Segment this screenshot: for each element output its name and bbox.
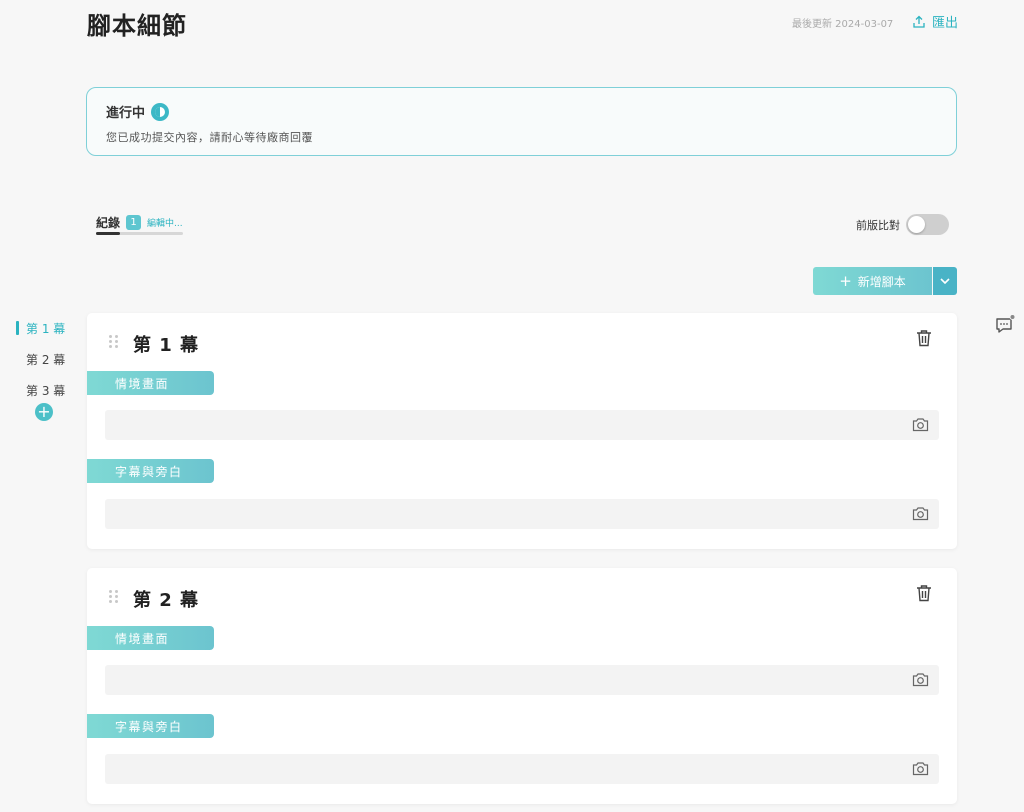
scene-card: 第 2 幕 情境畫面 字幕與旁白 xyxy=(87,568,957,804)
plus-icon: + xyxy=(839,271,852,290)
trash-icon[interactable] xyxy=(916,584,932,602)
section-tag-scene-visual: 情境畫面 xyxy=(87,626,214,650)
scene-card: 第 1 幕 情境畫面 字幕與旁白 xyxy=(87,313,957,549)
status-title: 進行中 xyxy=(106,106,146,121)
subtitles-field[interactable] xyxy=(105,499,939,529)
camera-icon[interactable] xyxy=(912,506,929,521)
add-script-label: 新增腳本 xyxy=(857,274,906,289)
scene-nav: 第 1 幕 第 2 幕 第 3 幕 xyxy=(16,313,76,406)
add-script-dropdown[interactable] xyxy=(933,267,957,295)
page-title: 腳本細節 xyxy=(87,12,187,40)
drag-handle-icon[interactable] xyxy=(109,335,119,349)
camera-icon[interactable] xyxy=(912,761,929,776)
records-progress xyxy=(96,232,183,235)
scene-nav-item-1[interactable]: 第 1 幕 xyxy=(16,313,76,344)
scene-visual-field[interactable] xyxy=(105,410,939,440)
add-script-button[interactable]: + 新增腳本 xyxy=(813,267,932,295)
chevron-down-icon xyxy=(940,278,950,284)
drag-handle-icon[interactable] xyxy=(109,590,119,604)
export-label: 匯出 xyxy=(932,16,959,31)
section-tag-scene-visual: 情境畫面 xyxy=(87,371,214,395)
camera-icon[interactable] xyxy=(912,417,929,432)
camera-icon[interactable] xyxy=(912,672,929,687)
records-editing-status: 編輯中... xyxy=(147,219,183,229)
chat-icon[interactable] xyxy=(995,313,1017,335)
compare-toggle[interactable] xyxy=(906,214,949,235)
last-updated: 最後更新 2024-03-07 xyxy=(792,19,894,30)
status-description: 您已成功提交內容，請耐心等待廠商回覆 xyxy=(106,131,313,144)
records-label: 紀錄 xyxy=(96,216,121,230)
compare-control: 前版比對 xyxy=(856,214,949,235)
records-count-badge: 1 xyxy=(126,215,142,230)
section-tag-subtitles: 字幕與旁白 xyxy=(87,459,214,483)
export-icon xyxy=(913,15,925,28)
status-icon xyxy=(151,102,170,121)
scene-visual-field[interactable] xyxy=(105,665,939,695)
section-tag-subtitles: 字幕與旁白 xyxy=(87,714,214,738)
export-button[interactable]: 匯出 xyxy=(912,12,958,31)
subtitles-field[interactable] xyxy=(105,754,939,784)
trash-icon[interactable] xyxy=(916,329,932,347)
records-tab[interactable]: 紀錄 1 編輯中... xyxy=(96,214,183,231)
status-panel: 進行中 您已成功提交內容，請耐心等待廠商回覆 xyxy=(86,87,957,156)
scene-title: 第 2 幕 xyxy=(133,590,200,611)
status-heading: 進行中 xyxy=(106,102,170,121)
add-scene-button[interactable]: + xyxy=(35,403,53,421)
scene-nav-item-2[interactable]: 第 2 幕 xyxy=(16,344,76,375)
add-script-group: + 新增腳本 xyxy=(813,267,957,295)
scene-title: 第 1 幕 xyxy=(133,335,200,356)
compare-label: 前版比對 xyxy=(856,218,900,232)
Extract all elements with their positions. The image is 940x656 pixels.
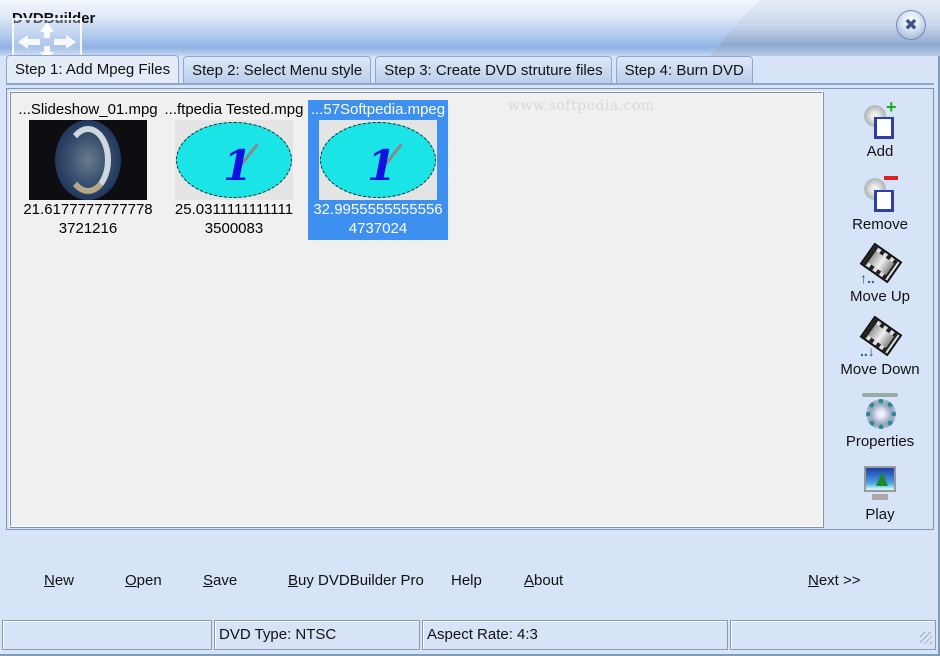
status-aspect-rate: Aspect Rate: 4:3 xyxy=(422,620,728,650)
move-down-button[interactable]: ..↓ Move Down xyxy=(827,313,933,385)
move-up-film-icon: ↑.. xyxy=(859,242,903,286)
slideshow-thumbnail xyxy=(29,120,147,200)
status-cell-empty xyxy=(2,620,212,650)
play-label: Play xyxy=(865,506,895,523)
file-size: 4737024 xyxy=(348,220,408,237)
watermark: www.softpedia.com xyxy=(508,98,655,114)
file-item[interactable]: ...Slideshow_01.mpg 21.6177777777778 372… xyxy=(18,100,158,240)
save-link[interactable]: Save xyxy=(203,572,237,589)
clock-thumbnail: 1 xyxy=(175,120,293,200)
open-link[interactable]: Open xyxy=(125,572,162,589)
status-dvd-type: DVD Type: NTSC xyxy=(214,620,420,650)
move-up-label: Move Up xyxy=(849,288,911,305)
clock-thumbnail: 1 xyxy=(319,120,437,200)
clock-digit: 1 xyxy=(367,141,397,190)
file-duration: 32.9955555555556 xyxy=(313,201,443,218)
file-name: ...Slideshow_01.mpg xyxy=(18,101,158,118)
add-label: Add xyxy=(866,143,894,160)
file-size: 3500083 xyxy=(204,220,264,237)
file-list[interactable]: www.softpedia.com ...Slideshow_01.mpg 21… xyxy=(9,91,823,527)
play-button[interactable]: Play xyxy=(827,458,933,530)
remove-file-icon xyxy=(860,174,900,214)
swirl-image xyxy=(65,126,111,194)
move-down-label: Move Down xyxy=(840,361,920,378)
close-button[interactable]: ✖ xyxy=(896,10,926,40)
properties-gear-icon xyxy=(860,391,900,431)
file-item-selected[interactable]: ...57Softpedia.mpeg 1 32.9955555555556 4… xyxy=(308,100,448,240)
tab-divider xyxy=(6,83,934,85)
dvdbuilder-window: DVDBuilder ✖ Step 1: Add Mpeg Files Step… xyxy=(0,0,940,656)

* * * * * * * * *

What you should do: Lay out every one of the rows above as a Markdown table with two columns, Row and Text: Row holds the row number and Text holds the line, with blank lines left out. Leave the pictures out of the answer.

Answer below:
| Row | Text |
|---|---|
| 1 | Segment this screenshot: for each element output its name and bbox. |
| 2 | scene-card: 第 2 幕 情境畫面 字幕與旁白 xyxy=(87,568,957,804) |
| 3 | plus-icon: + xyxy=(839,271,852,290) |
| 4 | trash-icon[interactable] xyxy=(916,584,932,602) |
| 5 | section-tag-scene-visual: 情境畫面 xyxy=(87,626,214,650) |
| 6 | scene-card: 第 1 幕 情境畫面 字幕與旁白 xyxy=(87,313,957,549) |
| 7 | status-title: 進行中 xyxy=(106,106,146,121) |
| 8 | subtitles-field[interactable] xyxy=(105,499,939,529) |
| 9 | camera-icon[interactable] xyxy=(912,506,929,521) |
| 10 | add-script-label: 新增腳本 xyxy=(857,274,906,289) |
| 11 | scene-nav: 第 1 幕 第 2 幕 第 3 幕 xyxy=(16,313,76,406) |
| 12 | add-script-dropdown[interactable] xyxy=(933,267,957,295) |
| 13 | page-title: 腳本細節 xyxy=(87,12,187,40) |
| 14 | drag-handle-icon[interactable] xyxy=(109,335,119,349) |
| 15 | camera-icon[interactable] xyxy=(912,761,929,776) |
| 16 | records-progress xyxy=(96,232,183,235) |
| 17 | scene-nav-item-1[interactable]: 第 1 幕 xyxy=(16,313,76,344) |
| 18 | scene-visual-field[interactable] xyxy=(105,410,939,440) |
| 19 | add-script-button[interactable]: + 新增腳本 xyxy=(813,267,932,295) |
| 20 | chevron-down-icon xyxy=(940,278,950,284) |
| 21 | drag-handle-icon[interactable] xyxy=(109,590,119,604) |
| 22 | export-label: 匯出 xyxy=(932,16,959,31) |
| 23 | section-tag-scene-visual: 情境畫面 xyxy=(87,371,214,395) |
| 24 | camera-icon[interactable] xyxy=(912,417,929,432) |
| 25 | camera-icon[interactable] xyxy=(912,672,929,687) |
| 26 | records-editing-status: 編輯中... xyxy=(147,219,183,229) |
| 27 | chat-icon[interactable] xyxy=(995,313,1017,335) |
| 28 | compare-toggle[interactable] xyxy=(906,214,949,235) |
| 29 | last-updated: 最後更新 2024-03-07 xyxy=(792,19,894,30) |
| 30 | status-description: 您已成功提交內容，請耐心等待廠商回覆 xyxy=(106,131,313,144) |
| 31 | records-label: 紀錄 xyxy=(96,216,121,230) |
| 32 | compare-control: 前版比對 xyxy=(856,214,949,235) |
| 33 | records-count-badge: 1 xyxy=(126,215,142,230) |
| 34 | section-tag-subtitles: 字幕與旁白 xyxy=(87,459,214,483) |
| 35 | export-icon xyxy=(913,15,925,28) |
| 36 | status-icon xyxy=(151,102,170,121) |
| 37 | scene-visual-field[interactable] xyxy=(105,665,939,695) |
| 38 | section-tag-subtitles: 字幕與旁白 xyxy=(87,714,214,738) |
| 39 | export-button[interactable]: 匯出 xyxy=(912,12,958,31) |
| 40 | subtitles-field[interactable] xyxy=(105,754,939,784) |
| 41 | trash-icon[interactable] xyxy=(916,329,932,347) |
| 42 | records-tab[interactable]: 紀錄 1 編輯中... xyxy=(96,214,183,231) |
| 43 | status-panel: 進行中 您已成功提交內容，請耐心等待廠商回覆 xyxy=(86,87,957,156) |
| 44 | scene-title: 第 2 幕 xyxy=(133,590,200,611) |
| 45 | status-heading: 進行中 xyxy=(106,102,170,121) |
| 46 | add-scene-button[interactable]: + xyxy=(35,403,53,421) |
| 47 | scene-nav-item-2[interactable]: 第 2 幕 xyxy=(16,344,76,375) |
| 48 | add-script-group: + 新增腳本 xyxy=(813,267,957,295) |
| 49 | scene-title: 第 1 幕 xyxy=(133,335,200,356) |
| 50 | compare-label: 前版比對 xyxy=(856,218,900,232) |
| 51 | Extract all elements with their positions. The image is 940x656 pixels. |
| 52 | status-aspect-rate: Aspect Rate: 4:3 xyxy=(422,620,728,650) |
| 53 | move-down-button[interactable]: ..↓ Move Down xyxy=(827,313,933,385) |
| 54 | move-up-film-icon: ↑.. xyxy=(859,242,903,286) |
| 55 | slideshow-thumbnail xyxy=(29,120,147,200) |
| 56 | status-cell-empty xyxy=(2,620,212,650) |
| 57 | play-label: Play xyxy=(865,506,895,523) |
| 58 | file-size: 4737024 xyxy=(348,220,408,237) |
| 59 | watermark: www.softpedia.com xyxy=(508,98,655,114) |
| 60 | file-item[interactable]: ...Slideshow_01.mpg 21.6177777777778 372… xyxy=(18,100,158,240) |
| 61 | save-link[interactable]: Save xyxy=(203,572,237,589) |
| 62 | clock-thumbnail: 1 xyxy=(175,120,293,200) |
| 63 | open-link[interactable]: Open xyxy=(125,572,162,589) |
| 64 | status-dvd-type: DVD Type: NTSC xyxy=(214,620,420,650) |
| 65 | move-up-label: Move Up xyxy=(849,288,911,305) |
| 66 | clock-thumbnail: 1 xyxy=(319,120,437,200) |
| 67 | clock-digit: 1 xyxy=(367,141,397,190) |
| 68 | file-duration: 32.9955555555556 xyxy=(313,201,443,218) |
| 69 | file-name: ...Slideshow_01.mpg xyxy=(18,101,158,118) |
| 70 | add-label: Add xyxy=(866,143,894,160) |
| 71 | file-size: 3500083 xyxy=(204,220,264,237) |
| 72 | file-list[interactable]: www.softpedia.com ...Slideshow_01.mpg 21… xyxy=(9,91,823,527) |
| 73 | play-button[interactable]: Play xyxy=(827,458,933,530) |
| 74 | remove-file-icon xyxy=(860,174,900,214) |
| 75 | swirl-image xyxy=(65,126,111,194) |
| 76 | move-down-label: Move Down xyxy=(840,361,920,378) |
| 77 | close-button[interactable]: ✖ xyxy=(896,10,926,40) |
| 78 | properties-gear-icon xyxy=(860,391,900,431) |
| 79 | file-item-selected[interactable]: ...57Softpedia.mpeg 1 32.9955555555556 4… xyxy=(308,100,448,240) |
| 80 | tab-divider xyxy=(6,83,934,85) |
| 81 | dvdbuilder-window: DVDBuilder ✖ Step 1: Add Mpeg Files Step… xyxy=(0,0,940,656) |